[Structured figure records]
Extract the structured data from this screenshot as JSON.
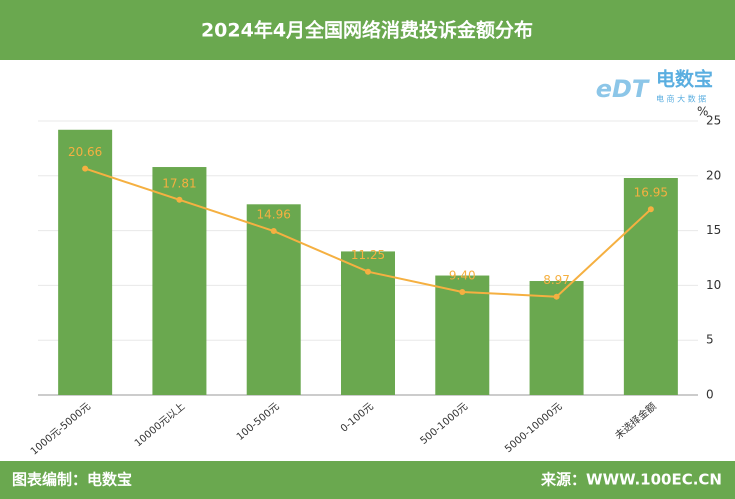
{
  "chart_data": {
    "type": "bar",
    "title": "2024年4月全国网络消费投诉金额分布",
    "categories": [
      "1000元-5000元",
      "10000元以上",
      "100-500元",
      "0-100元",
      "500-1000元",
      "5000-10000元",
      "未选择金额"
    ],
    "series": [
      {
        "type": "bar",
        "color": "#6aa84f",
        "values": [
          24.2,
          20.8,
          17.4,
          13.1,
          10.9,
          10.4,
          19.8
        ]
      },
      {
        "type": "line",
        "color": "#f5b041",
        "values": [
          20.66,
          17.81,
          14.96,
          11.25,
          9.4,
          8.97,
          16.95
        ],
        "value_labels": [
          "20.66",
          "17.81",
          "14.96",
          "11.25",
          "9.40",
          "8.97",
          "16.95"
        ]
      }
    ],
    "ylim": [
      0,
      25
    ],
    "yticks": [
      0,
      5,
      10,
      15,
      20,
      25
    ],
    "y_unit": "%",
    "grid": true,
    "logo": {
      "mark": "eDT",
      "name": "电数宝",
      "tagline": "电 商 大 数 据"
    },
    "footer_left": "图表编制：电数宝",
    "footer_right": "来源：WWW.100EC.CN"
  }
}
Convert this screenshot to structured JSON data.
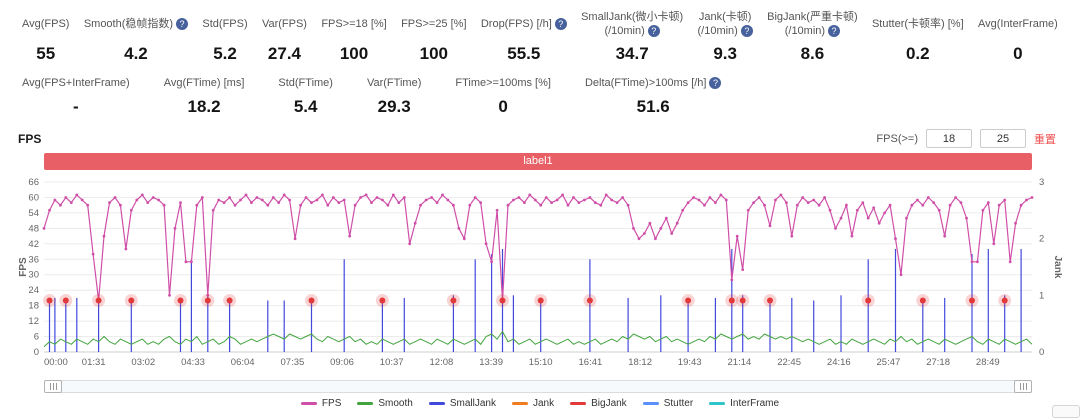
{
  "metrics_row1": [
    {
      "label": "Avg(FPS)",
      "value": "55"
    },
    {
      "label": "Smooth(稳帧指数)",
      "help": true,
      "value": "4.2"
    },
    {
      "label": "Std(FPS)",
      "value": "5.2"
    },
    {
      "label": "Var(FPS)",
      "value": "27.4"
    },
    {
      "label": "FPS>=18 [%]",
      "value": "100"
    },
    {
      "label": "FPS>=25 [%]",
      "value": "100"
    },
    {
      "label": "Drop(FPS) [/h]",
      "help": true,
      "value": "55.5"
    },
    {
      "label": "SmallJank(微小卡顿)",
      "label2": "(/10min)",
      "help": true,
      "value": "34.7"
    },
    {
      "label": "Jank(卡顿)",
      "label2": "(/10min)",
      "help": true,
      "value": "9.3"
    },
    {
      "label": "BigJank(严重卡顿)",
      "label2": "(/10min)",
      "help": true,
      "value": "8.6"
    },
    {
      "label": "Stutter(卡顿率) [%]",
      "value": "0.2"
    },
    {
      "label": "Avg(InterFrame)",
      "value": "0"
    }
  ],
  "metrics_row2": [
    {
      "label": "Avg(FPS+InterFrame)",
      "value": "-"
    },
    {
      "label": "Avg(FTime) [ms]",
      "value": "18.2"
    },
    {
      "label": "Std(FTime)",
      "value": "5.4"
    },
    {
      "label": "Var(FTime)",
      "value": "29.3"
    },
    {
      "label": "FTime>=100ms [%]",
      "value": "0"
    },
    {
      "label": "Delta(FTime)>100ms [/h]",
      "help": true,
      "value": "51.6"
    }
  ],
  "section": {
    "title": "FPS"
  },
  "controls": {
    "label": "FPS(>=)",
    "threshold1": "18",
    "threshold2": "25",
    "reset": "重置"
  },
  "banner": "label1",
  "colors": {
    "fps": "#cf4fa8",
    "smooth": "#43a43f",
    "smalljank": "#4149dd",
    "jank": "#ef7d20",
    "bigjank": "#e23a3a",
    "stutter": "#5b8ff9",
    "interframe": "#2ec7c9",
    "banner": "#e85f66",
    "reset": "#ee4f4f"
  },
  "legend": [
    {
      "label": "FPS",
      "color": "#cf4fa8"
    },
    {
      "label": "Smooth",
      "color": "#43a43f"
    },
    {
      "label": "SmallJank",
      "color": "#4149dd"
    },
    {
      "label": "Jank",
      "color": "#ef7d20"
    },
    {
      "label": "BigJank",
      "color": "#e23a3a"
    },
    {
      "label": "Stutter",
      "color": "#5b8ff9"
    },
    {
      "label": "InterFrame",
      "color": "#2ec7c9"
    }
  ],
  "chart_data": {
    "type": "line",
    "title": "label1",
    "x_ticks": [
      "00:00",
      "01:31",
      "03:02",
      "04:33",
      "06:04",
      "07:35",
      "09:06",
      "10:37",
      "12:08",
      "13:39",
      "15:10",
      "16:41",
      "18:12",
      "19:43",
      "21:14",
      "22:45",
      "24:16",
      "25:47",
      "27:18",
      "28:49"
    ],
    "tick_interval_s": 91,
    "sample_interval_s": 10,
    "total_duration_s": 1810,
    "y_left": {
      "label": "FPS",
      "min": 0,
      "max": 66,
      "step": 6
    },
    "y_right": {
      "label": "Jank",
      "min": 0,
      "max": 3,
      "step": 1
    },
    "series": {
      "fps": [
        48,
        55,
        59,
        57,
        60,
        58,
        61,
        59,
        57,
        38,
        20,
        45,
        58,
        60,
        57,
        40,
        55,
        59,
        61,
        58,
        60,
        59,
        57,
        22,
        48,
        58,
        35,
        35,
        57,
        60,
        22,
        55,
        59,
        58,
        60,
        57,
        59,
        61,
        58,
        60,
        59,
        57,
        60,
        58,
        61,
        59,
        44,
        57,
        60,
        58,
        59,
        61,
        57,
        60,
        58,
        59,
        45,
        57,
        60,
        61,
        58,
        60,
        59,
        57,
        61,
        58,
        60,
        42,
        50,
        57,
        59,
        60,
        58,
        61,
        59,
        57,
        48,
        44,
        57,
        60,
        58,
        42,
        35,
        55,
        20,
        57,
        59,
        60,
        58,
        61,
        59,
        57,
        60,
        58,
        59,
        61,
        57,
        60,
        58,
        59,
        60,
        58,
        57,
        61,
        59,
        58,
        60,
        57,
        48,
        44,
        46,
        50,
        44,
        48,
        52,
        46,
        50,
        55,
        58,
        60,
        59,
        57,
        60,
        58,
        61,
        59,
        28,
        45,
        32,
        55,
        58,
        60,
        57,
        49,
        59,
        61,
        58,
        45,
        57,
        60,
        58,
        59,
        57,
        60,
        55,
        48,
        52,
        57,
        45,
        55,
        58,
        52,
        56,
        50,
        54,
        57,
        44,
        30,
        52,
        57,
        59,
        57,
        60,
        58,
        55,
        45,
        57,
        60,
        58,
        52,
        35,
        35,
        55,
        58,
        42,
        57,
        59,
        35,
        50,
        57,
        59,
        60
      ],
      "smooth": [
        2,
        4,
        3,
        5,
        4,
        3,
        5,
        4,
        3,
        5,
        4,
        6,
        4,
        3,
        5,
        4,
        3,
        4,
        5,
        3,
        4,
        3,
        5,
        6,
        4,
        3,
        5,
        4,
        6,
        3,
        4,
        5,
        3,
        4,
        6,
        5,
        3,
        4,
        5,
        4,
        5,
        6,
        7,
        6,
        5,
        7,
        6,
        5,
        6,
        7,
        5,
        4,
        6,
        5,
        4,
        5,
        6,
        4,
        5,
        3,
        4,
        3,
        5,
        4,
        3,
        4,
        5,
        3,
        4,
        5,
        4,
        3,
        5,
        4,
        3,
        5,
        4,
        3,
        4,
        5,
        3,
        6,
        7,
        5,
        8,
        4,
        5,
        3,
        4,
        5,
        3,
        4,
        5,
        4,
        3,
        4,
        5,
        3,
        4,
        3,
        4,
        5,
        3,
        4,
        5,
        4,
        6,
        5,
        7,
        6,
        5,
        6,
        4,
        5,
        6,
        4,
        5,
        4,
        3,
        4,
        5,
        4,
        6,
        5,
        7,
        6,
        5,
        6,
        7,
        5,
        6,
        5,
        7,
        6,
        5,
        6,
        5,
        6,
        5,
        4,
        5,
        4,
        3,
        4,
        5,
        3,
        4,
        3,
        5,
        4,
        3,
        4,
        5,
        4,
        3,
        5,
        4,
        6,
        4,
        5,
        3,
        4,
        5,
        4,
        3,
        5,
        4,
        3,
        4,
        5,
        6,
        4,
        3,
        5,
        4,
        3,
        5,
        4,
        3,
        4,
        5,
        3
      ],
      "stutter_spikes": [
        [
          1,
          20
        ],
        [
          2,
          21
        ],
        [
          4,
          20
        ],
        [
          6,
          21
        ],
        [
          10,
          22
        ],
        [
          16,
          20
        ],
        [
          25,
          21
        ],
        [
          27,
          36
        ],
        [
          30,
          22
        ],
        [
          34,
          20
        ],
        [
          41,
          20
        ],
        [
          44,
          20
        ],
        [
          49,
          21
        ],
        [
          55,
          36
        ],
        [
          62,
          20
        ],
        [
          66,
          21
        ],
        [
          75,
          22
        ],
        [
          79,
          36
        ],
        [
          82,
          38
        ],
        [
          84,
          40
        ],
        [
          86,
          22
        ],
        [
          91,
          20
        ],
        [
          100,
          36
        ],
        [
          107,
          21
        ],
        [
          113,
          22
        ],
        [
          118,
          20
        ],
        [
          123,
          21
        ],
        [
          126,
          40
        ],
        [
          128,
          22
        ],
        [
          133,
          20
        ],
        [
          137,
          21
        ],
        [
          141,
          20
        ],
        [
          146,
          22
        ],
        [
          151,
          36
        ],
        [
          156,
          40
        ],
        [
          161,
          20
        ],
        [
          165,
          21
        ],
        [
          170,
          38
        ],
        [
          173,
          40
        ],
        [
          176,
          22
        ],
        [
          179,
          40
        ]
      ],
      "bigjank_events": [
        1,
        4,
        10,
        16,
        25,
        30,
        34,
        49,
        62,
        75,
        84,
        91,
        100,
        118,
        126,
        128,
        133,
        151,
        161,
        170,
        176
      ],
      "bigjank_value": 20
    }
  }
}
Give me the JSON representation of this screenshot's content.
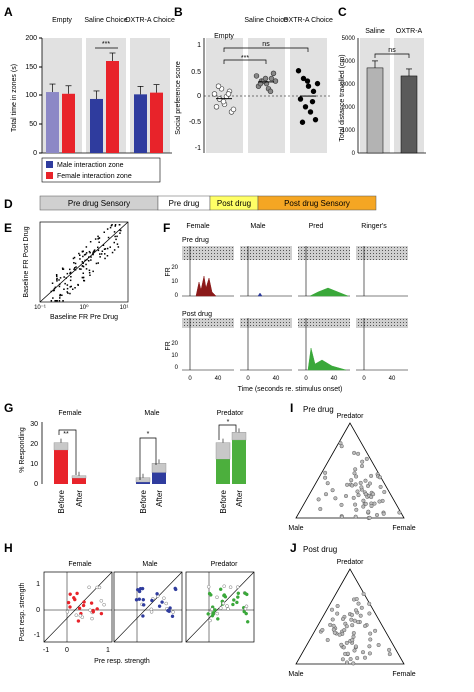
{
  "panels": {
    "A": {
      "label": "A",
      "groups": [
        "Empty",
        "Saline Choice",
        "OXTR-A Choice"
      ],
      "ylabel": "Total time in zones (s)",
      "yticks": [
        "0",
        "50",
        "100",
        "150",
        "200"
      ],
      "sig": "***",
      "legend": [
        "Male interaction zone",
        "Female interaction zone"
      ]
    },
    "B": {
      "label": "B",
      "groups": [
        "Empty",
        "Saline Choice",
        "OXTR-A Choice"
      ],
      "ylabel": "Social preference score",
      "yticks": [
        "1",
        "0.5",
        "0",
        "-0.5",
        "-1"
      ],
      "sig_ns": "ns",
      "sig_star": "***"
    },
    "C": {
      "label": "C",
      "groups": [
        "Saline",
        "OXTR-A"
      ],
      "ylabel": "Total distance travelled (cm)",
      "yticks": [
        "0",
        "1000",
        "2000",
        "3000",
        "4000",
        "5000"
      ],
      "sig_ns": "ns"
    },
    "D": {
      "label": "D",
      "stages": [
        "Pre drug Sensory",
        "Pre drug",
        "Post drug",
        "Post drug Sensory"
      ]
    },
    "E": {
      "label": "E",
      "ylabel": "Baseline FR Post Drug",
      "xlabel": "Baseline FR Pre Drug"
    },
    "F": {
      "label": "F",
      "columns": [
        "Female",
        "Male",
        "Pred",
        "Ringer's"
      ],
      "row1": "Pre drug",
      "row2": "Post drug",
      "ylabel": "FR",
      "yticks": [
        "20",
        "10",
        "0"
      ],
      "xticks": [
        "0",
        "40"
      ],
      "xlabel": "Time (seconds re. stimulus onset)"
    },
    "G": {
      "label": "G",
      "ylabel": "% Responding",
      "yticks": [
        "0",
        "10",
        "20",
        "30"
      ],
      "groups": [
        "Female",
        "Male",
        "Predator"
      ],
      "xticks": [
        "Before",
        "After"
      ],
      "sig": [
        "**",
        "*",
        "*"
      ]
    },
    "H": {
      "label": "H",
      "groups": [
        "Female",
        "Male",
        "Predator"
      ],
      "ylabel": "Post resp. strength",
      "xlabel": "Pre resp. strength",
      "ticks": [
        "-1",
        "0",
        "1"
      ]
    },
    "I": {
      "label": "I",
      "title": "Pre drug",
      "vertices": [
        "Predator",
        "Male",
        "Female"
      ]
    },
    "J": {
      "label": "J",
      "title": "Post drug",
      "vertices": [
        "Predator",
        "Male",
        "Female"
      ]
    }
  },
  "chart_data": [
    {
      "panel": "A",
      "type": "bar",
      "categories": [
        "Empty",
        "Saline Choice",
        "OXTR-A Choice"
      ],
      "series": [
        {
          "name": "Male interaction zone",
          "values": [
            106,
            94,
            102
          ],
          "color": "#2f3c9e"
        },
        {
          "name": "Female interaction zone",
          "values": [
            103,
            160,
            105
          ],
          "color": "#e8232a"
        }
      ],
      "ylabel": "Total time in zones (s)",
      "ylim": [
        0,
        200
      ]
    },
    {
      "panel": "B",
      "type": "scatter",
      "categories": [
        "Empty",
        "Saline Choice",
        "OXTR-A Choice"
      ],
      "ylabel": "Social preference score",
      "ylim": [
        -1,
        1
      ],
      "series": [
        {
          "values": [
            0.05,
            -0.05,
            -0.15,
            0.1,
            -0.2,
            0.15,
            0.0,
            -0.3,
            0.2,
            -0.1,
            0.05,
            -0.25
          ]
        },
        {
          "values": [
            0.4,
            0.3,
            0.25,
            0.35,
            0.2,
            0.3,
            0.15,
            0.45,
            0.25,
            0.35,
            0.1,
            0.3
          ]
        },
        {
          "values": [
            0.5,
            0.35,
            0.2,
            0.1,
            -0.05,
            -0.2,
            -0.3,
            -0.45,
            -0.5,
            0.3,
            -0.1,
            0.25
          ]
        }
      ]
    },
    {
      "panel": "C",
      "type": "bar",
      "categories": [
        "Saline",
        "OXTR-A"
      ],
      "values": [
        3700,
        3350
      ],
      "ylabel": "Total distance travelled (cm)",
      "ylim": [
        0,
        5000
      ]
    },
    {
      "panel": "G",
      "type": "bar",
      "categories": [
        "Female Before",
        "Female After",
        "Male Before",
        "Male After",
        "Predator Before",
        "Predator After"
      ],
      "values": [
        20,
        4,
        3,
        10,
        20,
        25
      ],
      "ylabel": "% Responding",
      "ylim": [
        0,
        30
      ]
    }
  ]
}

* [What this task involves] Copy each line of the preceding data that contains the string "Baseline".

* [Solution]
      "ylabel": "Baseline FR Post Drug",
      "xlabel": "Baseline FR Pre Drug"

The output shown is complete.